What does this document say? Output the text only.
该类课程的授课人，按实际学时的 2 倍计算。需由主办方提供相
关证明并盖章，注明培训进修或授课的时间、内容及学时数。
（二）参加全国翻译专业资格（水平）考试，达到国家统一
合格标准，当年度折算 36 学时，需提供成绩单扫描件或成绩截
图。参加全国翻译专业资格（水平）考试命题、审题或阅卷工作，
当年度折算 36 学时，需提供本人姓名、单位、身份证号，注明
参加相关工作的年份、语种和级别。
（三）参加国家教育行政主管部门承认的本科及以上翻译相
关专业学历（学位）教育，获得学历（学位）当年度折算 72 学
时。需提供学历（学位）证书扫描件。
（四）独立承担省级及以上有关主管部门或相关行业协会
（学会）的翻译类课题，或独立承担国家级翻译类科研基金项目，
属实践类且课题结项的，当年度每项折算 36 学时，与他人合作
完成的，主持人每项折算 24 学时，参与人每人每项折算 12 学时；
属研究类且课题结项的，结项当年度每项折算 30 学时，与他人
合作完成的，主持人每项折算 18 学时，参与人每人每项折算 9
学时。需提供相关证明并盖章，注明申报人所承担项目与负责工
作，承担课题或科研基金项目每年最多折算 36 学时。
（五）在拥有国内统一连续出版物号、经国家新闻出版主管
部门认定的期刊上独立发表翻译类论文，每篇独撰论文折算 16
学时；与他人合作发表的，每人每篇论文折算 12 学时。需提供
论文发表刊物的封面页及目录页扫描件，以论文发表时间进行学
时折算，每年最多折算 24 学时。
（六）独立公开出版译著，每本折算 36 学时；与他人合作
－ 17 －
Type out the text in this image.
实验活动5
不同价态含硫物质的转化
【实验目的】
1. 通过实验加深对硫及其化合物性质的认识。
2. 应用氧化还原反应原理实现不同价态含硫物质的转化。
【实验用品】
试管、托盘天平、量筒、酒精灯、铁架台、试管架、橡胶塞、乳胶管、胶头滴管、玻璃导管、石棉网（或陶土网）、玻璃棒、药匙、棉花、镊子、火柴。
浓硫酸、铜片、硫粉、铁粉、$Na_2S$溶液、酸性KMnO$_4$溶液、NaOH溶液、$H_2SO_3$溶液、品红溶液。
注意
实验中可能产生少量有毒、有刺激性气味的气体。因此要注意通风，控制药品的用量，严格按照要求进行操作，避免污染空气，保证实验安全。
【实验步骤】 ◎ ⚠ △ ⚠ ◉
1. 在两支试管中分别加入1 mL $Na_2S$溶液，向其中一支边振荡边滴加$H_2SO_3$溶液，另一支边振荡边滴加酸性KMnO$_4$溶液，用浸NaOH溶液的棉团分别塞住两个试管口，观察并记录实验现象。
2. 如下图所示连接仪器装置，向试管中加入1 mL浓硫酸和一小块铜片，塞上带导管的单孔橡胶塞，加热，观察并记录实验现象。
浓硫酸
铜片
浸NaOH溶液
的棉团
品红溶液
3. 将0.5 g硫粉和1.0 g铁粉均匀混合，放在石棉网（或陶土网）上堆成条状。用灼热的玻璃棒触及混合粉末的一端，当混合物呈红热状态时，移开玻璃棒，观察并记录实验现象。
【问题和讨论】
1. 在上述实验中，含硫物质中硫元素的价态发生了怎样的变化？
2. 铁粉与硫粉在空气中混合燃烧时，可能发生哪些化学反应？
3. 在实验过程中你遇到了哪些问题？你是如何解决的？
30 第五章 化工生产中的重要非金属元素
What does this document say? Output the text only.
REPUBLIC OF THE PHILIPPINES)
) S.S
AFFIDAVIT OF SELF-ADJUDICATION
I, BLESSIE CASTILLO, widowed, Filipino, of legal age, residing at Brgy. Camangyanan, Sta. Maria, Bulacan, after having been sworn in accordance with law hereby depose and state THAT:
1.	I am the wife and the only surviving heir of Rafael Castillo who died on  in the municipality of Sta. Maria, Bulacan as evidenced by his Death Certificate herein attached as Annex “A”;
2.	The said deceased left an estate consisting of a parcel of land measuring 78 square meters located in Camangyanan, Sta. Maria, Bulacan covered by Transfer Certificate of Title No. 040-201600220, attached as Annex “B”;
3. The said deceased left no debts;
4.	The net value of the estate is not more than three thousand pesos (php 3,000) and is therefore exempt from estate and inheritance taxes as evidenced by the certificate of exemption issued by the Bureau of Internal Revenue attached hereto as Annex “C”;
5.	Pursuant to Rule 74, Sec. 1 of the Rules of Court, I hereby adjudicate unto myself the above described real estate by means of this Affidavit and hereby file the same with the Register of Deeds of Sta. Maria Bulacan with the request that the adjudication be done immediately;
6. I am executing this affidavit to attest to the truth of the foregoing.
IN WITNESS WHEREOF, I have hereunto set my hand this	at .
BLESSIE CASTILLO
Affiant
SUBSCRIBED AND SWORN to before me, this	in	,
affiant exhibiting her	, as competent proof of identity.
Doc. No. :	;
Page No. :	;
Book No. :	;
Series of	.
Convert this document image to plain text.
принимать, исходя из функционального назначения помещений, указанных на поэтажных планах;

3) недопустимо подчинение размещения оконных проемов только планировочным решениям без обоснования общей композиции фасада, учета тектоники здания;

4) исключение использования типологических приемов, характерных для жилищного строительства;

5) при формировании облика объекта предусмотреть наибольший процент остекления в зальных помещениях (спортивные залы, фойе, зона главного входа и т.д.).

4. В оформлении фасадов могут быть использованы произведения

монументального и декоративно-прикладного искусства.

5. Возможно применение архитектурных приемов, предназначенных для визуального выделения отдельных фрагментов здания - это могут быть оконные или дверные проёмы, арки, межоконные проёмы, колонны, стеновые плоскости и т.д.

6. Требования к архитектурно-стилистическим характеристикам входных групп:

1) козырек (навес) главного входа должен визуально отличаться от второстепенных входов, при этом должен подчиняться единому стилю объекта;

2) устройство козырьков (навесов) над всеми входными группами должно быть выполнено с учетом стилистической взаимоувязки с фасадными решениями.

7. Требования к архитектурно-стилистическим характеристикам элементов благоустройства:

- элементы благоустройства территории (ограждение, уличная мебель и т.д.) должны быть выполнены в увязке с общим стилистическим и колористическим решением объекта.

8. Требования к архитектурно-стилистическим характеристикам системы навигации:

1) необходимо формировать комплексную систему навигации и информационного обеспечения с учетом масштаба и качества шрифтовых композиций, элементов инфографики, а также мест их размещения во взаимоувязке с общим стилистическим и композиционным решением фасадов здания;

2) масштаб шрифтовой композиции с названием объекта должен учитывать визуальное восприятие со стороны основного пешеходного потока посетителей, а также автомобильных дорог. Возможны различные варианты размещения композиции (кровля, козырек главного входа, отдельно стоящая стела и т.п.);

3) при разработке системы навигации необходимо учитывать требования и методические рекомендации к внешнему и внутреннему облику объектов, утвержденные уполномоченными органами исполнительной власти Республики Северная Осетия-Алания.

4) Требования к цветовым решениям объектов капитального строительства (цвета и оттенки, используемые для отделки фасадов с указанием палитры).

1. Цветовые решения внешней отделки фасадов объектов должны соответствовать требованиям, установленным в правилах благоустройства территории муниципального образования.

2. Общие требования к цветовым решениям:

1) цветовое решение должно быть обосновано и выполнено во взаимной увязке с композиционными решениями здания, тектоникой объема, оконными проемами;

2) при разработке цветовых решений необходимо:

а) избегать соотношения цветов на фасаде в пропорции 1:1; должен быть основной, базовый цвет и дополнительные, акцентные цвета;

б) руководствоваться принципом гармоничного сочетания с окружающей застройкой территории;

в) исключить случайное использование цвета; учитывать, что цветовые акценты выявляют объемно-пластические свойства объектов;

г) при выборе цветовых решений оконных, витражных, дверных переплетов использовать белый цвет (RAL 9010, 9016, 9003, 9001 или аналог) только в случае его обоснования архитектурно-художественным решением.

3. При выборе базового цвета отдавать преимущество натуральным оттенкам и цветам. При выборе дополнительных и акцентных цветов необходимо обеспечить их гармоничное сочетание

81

■ ■ ■ ■

**WHAT IS BEING ASKED**. Count the lines that include the word "архитектурно" and state the result as a bare number.

**SOLVED EXERCISE**. 4